What the task asks:
Write out the whole listing again, exactly as given.

(Stored data)
= = = = = = =

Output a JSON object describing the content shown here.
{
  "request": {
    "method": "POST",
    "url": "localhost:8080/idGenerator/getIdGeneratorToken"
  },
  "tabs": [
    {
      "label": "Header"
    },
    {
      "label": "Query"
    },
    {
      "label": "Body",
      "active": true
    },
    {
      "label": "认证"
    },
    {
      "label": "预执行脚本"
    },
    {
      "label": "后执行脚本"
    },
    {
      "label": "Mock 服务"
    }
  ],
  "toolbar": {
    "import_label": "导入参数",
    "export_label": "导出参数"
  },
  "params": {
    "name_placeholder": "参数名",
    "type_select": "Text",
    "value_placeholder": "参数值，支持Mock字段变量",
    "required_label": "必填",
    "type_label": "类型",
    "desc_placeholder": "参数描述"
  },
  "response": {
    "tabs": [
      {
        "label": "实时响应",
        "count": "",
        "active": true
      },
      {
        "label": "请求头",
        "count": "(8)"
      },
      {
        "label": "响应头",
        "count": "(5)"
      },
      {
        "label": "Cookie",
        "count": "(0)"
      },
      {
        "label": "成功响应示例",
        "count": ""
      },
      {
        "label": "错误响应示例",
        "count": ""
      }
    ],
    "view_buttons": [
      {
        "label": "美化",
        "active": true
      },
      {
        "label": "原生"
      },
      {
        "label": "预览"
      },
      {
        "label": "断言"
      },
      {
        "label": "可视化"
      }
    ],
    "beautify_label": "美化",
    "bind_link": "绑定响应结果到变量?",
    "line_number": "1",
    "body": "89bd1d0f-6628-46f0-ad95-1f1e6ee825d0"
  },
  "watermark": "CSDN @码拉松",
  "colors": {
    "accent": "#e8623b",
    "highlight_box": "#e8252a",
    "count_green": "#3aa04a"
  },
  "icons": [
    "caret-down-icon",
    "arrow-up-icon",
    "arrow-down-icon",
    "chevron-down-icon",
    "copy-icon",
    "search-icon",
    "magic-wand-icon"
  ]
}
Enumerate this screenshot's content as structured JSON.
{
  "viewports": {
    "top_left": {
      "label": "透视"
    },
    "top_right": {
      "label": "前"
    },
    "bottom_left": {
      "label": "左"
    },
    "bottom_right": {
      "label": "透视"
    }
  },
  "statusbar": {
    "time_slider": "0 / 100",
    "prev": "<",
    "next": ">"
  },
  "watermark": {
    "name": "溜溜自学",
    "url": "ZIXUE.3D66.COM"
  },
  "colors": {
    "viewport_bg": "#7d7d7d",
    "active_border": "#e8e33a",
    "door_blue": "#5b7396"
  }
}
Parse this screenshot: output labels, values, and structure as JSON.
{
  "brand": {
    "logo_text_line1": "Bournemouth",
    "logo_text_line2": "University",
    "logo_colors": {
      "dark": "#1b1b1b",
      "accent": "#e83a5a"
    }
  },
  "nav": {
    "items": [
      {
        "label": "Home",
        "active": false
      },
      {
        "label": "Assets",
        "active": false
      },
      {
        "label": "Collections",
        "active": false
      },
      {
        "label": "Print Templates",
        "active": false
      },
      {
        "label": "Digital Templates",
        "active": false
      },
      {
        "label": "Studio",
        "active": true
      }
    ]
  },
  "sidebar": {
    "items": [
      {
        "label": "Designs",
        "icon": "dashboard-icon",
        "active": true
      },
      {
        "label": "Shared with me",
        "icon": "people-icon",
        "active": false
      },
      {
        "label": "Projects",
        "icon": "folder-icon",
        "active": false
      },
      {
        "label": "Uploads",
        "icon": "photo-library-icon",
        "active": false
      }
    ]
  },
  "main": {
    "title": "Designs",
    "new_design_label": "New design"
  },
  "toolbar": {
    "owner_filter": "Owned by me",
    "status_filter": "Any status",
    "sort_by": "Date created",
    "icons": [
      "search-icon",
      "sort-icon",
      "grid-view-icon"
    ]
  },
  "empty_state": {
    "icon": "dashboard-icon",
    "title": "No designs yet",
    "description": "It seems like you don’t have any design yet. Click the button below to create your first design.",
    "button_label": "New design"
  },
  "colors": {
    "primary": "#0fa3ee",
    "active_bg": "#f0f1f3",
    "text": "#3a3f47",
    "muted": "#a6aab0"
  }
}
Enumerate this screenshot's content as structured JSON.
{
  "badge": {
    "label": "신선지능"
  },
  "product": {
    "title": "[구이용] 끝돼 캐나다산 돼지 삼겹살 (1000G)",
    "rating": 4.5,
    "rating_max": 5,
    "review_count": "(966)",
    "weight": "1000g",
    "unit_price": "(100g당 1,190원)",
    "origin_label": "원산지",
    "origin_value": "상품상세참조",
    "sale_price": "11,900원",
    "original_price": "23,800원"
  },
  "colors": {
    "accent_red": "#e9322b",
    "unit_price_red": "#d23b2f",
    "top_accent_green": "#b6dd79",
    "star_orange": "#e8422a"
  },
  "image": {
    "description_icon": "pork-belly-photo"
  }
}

= = = = = = =

Written reply:
Output a JSON object describing the content shown here.
{
  "request": {
    "method": "POST",
    "url": "localhost:8080/idGenerator/getIdGeneratorToken"
  },
  "tabs": [
    {
      "label": "Header"
    },
    {
      "label": "Query"
    },
    {
      "label": "Body",
      "active": true
    },
    {
      "label": "认证"
    },
    {
      "label": "预执行脚本"
    },
    {
      "label": "后执行脚本"
    },
    {
      "label": "Mock 服务"
    }
  ],
  "toolbar": {
    "import_label": "导入参数",
    "export_label": "导出参数"
  },
  "params": {
    "name_placeholder": "参数名",
    "type_select": "Text",
    "value_placeholder": "参数值，支持Mock字段变量",
    "required_label": "必填",
    "type_label": "类型",
    "desc_placeholder": "参数描述"
  },
  "response": {
    "tabs": [
      {
        "label": "实时响应",
        "count": "",
        "active": true
      },
      {
        "label": "请求头",
        "count": "(8)"
      },
      {
        "label": "响应头",
        "count": "(5)"
      },
      {
        "label": "Cookie",
        "count": "(0)"
      },
      {
        "label": "成功响应示例",
        "count": ""
      },
      {
        "label": "错误响应示例",
        "count": ""
      }
    ],
    "view_buttons": [
      {
        "label": "美化",
        "active": true
      },
      {
        "label": "原生"
      },
      {
        "label": "预览"
      },
      {
        "label": "断言"
      },
      {
        "label": "可视化"
      }
    ],
    "beautify_label": "美化",
    "bind_link": "绑定响应结果到变量?",
    "line_number": "1",
    "body": "89bd1d0f-6628-46f0-ad95-1f1e6ee825d0"
  },
  "watermark": "CSDN @码拉松",
  "colors": {
    "accent": "#e8623b",
    "highlight_box": "#e8252a",
    "count_green": "#3aa04a"
  },
  "icons": [
    "caret-down-icon",
    "arrow-up-icon",
    "arrow-down-icon",
    "chevron-down-icon",
    "copy-icon",
    "search-icon",
    "magic-wand-icon"
  ]
}
Enumerate this screenshot's content as structured JSON.
{
  "viewports": {
    "top_left": {
      "label": "透视"
    },
    "top_right": {
      "label": "前"
    },
    "bottom_left": {
      "label": "左"
    },
    "bottom_right": {
      "label": "透视"
    }
  },
  "statusbar": {
    "time_slider": "0 / 100",
    "prev": "<",
    "next": ">"
  },
  "watermark": {
    "name": "溜溜自学",
    "url": "ZIXUE.3D66.COM"
  },
  "colors": {
    "viewport_bg": "#7d7d7d",
    "active_border": "#e8e33a",
    "door_blue": "#5b7396"
  }
}
Parse this screenshot: output labels, values, and structure as JSON.
{
  "brand": {
    "logo_text_line1": "Bournemouth",
    "logo_text_line2": "University",
    "logo_colors": {
      "dark": "#1b1b1b",
      "accent": "#e83a5a"
    }
  },
  "nav": {
    "items": [
      {
        "label": "Home",
        "active": false
      },
      {
        "label": "Assets",
        "active": false
      },
      {
        "label": "Collections",
        "active": false
      },
      {
        "label": "Print Templates",
        "active": false
      },
      {
        "label": "Digital Templates",
        "active": false
      },
      {
        "label": "Studio",
        "active": true
      }
    ]
  },
  "sidebar": {
    "items": [
      {
        "label": "Designs",
        "icon": "dashboard-icon",
        "active": true
      },
      {
        "label": "Shared with me",
        "icon": "people-icon",
        "active": false
      },
      {
        "label": "Projects",
        "icon": "folder-icon",
        "active": false
      },
      {
        "label": "Uploads",
        "icon": "photo-library-icon",
        "active": false
      }
    ]
  },
  "main": {
    "title": "Designs",
    "new_design_label": "New design"
  },
  "toolbar": {
    "owner_filter": "Owned by me",
    "status_filter": "Any status",
    "sort_by": "Date created",
    "icons": [
      "search-icon",
      "sort-icon",
      "grid-view-icon"
    ]
  },
  "empty_state": {
    "icon": "dashboard-icon",
    "title": "No designs yet",
    "description": "It seems like you don’t have any design yet. Click the button below to create your first design.",
    "button_label": "New design"
  },
  "colors": {
    "primary": "#0fa3ee",
    "active_bg": "#f0f1f3",
    "text": "#3a3f47",
    "muted": "#a6aab0"
  }
}
Enumerate this screenshot's content as structured JSON.
{
  "badge": {
    "label": "신선지능"
  },
  "product": {
    "title": "[구이용] 끝돼 캐나다산 돼지 삼겹살 (1000G)",
    "rating": 4.5,
    "rating_max": 5,
    "review_count": "(966)",
    "weight": "1000g",
    "unit_price": "(100g당 1,190원)",
    "origin_label": "원산지",
    "origin_value": "상품상세참조",
    "sale_price": "11,900원",
    "original_price": "23,800원"
  },
  "colors": {
    "accent_red": "#e9322b",
    "unit_price_red": "#d23b2f",
    "top_accent_green": "#b6dd79",
    "star_orange": "#e8422a"
  },
  "image": {
    "description_icon": "pork-belly-photo"
  }
}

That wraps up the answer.